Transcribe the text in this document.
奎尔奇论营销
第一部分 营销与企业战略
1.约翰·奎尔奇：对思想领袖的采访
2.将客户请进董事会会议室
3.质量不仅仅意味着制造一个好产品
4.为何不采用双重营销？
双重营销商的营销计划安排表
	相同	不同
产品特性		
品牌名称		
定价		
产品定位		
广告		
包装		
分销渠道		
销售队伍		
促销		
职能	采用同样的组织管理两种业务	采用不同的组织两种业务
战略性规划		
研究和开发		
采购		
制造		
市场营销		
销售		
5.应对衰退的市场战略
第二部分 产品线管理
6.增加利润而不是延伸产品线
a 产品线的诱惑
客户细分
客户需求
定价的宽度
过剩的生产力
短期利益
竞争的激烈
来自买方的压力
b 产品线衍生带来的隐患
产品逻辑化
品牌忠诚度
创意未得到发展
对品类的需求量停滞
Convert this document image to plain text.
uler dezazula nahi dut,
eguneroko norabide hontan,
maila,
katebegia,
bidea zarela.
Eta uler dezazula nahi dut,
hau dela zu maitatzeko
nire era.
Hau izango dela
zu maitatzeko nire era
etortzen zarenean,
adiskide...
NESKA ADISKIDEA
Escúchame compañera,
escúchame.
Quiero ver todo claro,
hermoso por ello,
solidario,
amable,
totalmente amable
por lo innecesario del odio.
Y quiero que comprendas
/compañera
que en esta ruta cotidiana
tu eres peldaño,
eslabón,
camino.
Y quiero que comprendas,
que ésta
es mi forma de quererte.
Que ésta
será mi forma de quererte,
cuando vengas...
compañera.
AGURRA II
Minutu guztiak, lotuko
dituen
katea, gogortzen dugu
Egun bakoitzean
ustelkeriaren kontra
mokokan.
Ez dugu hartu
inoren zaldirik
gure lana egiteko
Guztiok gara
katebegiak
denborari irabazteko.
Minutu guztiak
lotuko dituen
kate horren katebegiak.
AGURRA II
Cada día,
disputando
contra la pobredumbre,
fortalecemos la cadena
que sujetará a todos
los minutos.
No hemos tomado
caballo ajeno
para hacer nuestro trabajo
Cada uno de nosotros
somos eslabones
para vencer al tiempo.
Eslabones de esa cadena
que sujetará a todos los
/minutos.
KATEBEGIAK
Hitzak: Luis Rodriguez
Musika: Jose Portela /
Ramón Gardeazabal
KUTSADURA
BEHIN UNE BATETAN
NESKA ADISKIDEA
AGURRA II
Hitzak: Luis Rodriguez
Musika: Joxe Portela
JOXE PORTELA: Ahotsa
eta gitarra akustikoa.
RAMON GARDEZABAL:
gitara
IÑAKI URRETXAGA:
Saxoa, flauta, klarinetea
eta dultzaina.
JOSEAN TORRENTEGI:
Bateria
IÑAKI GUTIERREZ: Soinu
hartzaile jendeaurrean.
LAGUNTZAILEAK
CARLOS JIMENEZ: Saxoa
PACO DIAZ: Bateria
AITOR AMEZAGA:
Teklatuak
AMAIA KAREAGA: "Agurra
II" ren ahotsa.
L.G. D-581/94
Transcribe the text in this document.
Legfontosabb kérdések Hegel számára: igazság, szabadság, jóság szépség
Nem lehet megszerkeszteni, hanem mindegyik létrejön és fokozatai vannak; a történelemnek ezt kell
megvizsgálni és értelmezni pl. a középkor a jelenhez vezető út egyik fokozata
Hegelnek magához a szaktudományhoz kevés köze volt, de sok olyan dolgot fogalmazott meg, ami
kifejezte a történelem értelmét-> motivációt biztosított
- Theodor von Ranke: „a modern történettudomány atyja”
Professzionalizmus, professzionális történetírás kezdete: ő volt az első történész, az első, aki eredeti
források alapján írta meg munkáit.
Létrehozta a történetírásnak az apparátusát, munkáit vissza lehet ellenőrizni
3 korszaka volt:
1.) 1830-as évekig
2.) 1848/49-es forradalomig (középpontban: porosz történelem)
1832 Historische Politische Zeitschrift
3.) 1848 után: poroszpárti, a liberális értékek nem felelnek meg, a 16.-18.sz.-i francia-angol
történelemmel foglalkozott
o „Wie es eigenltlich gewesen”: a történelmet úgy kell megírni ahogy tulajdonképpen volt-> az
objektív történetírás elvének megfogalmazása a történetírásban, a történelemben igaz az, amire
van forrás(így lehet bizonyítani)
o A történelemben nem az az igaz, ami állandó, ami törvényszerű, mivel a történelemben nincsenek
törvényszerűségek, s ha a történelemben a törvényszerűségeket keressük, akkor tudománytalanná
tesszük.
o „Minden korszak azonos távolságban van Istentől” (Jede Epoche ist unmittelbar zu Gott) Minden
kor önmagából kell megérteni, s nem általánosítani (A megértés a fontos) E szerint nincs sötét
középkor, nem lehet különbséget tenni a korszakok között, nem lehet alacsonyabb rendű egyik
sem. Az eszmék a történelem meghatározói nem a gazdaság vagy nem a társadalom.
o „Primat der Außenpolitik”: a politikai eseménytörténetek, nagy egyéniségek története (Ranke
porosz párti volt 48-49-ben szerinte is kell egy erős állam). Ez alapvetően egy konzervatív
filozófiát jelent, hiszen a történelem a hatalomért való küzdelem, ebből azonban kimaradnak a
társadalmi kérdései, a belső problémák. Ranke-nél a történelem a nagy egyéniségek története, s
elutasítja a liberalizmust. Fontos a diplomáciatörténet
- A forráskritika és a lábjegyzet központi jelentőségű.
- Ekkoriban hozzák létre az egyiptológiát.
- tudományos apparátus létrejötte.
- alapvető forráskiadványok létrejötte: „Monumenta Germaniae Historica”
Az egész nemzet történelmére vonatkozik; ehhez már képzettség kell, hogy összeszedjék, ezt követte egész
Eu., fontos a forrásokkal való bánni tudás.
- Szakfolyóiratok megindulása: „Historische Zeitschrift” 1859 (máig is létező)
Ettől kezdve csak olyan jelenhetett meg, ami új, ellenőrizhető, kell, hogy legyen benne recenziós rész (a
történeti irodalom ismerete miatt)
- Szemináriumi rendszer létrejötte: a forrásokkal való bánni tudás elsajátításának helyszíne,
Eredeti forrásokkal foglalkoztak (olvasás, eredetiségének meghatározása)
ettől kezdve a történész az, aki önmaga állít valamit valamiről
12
-------------------------
# [EXERCISE]
Copy all lines from the listing that contain "nagy".

# [CORRECT OUTPUT]
o „Primat der Außenpolitik”: a politikai eseménytörténetek, nagy egyéniségek története (Ranke
társadalmi kérdései, a belső problémák. Ranke-nél a történelem a nagy egyéniségek története, s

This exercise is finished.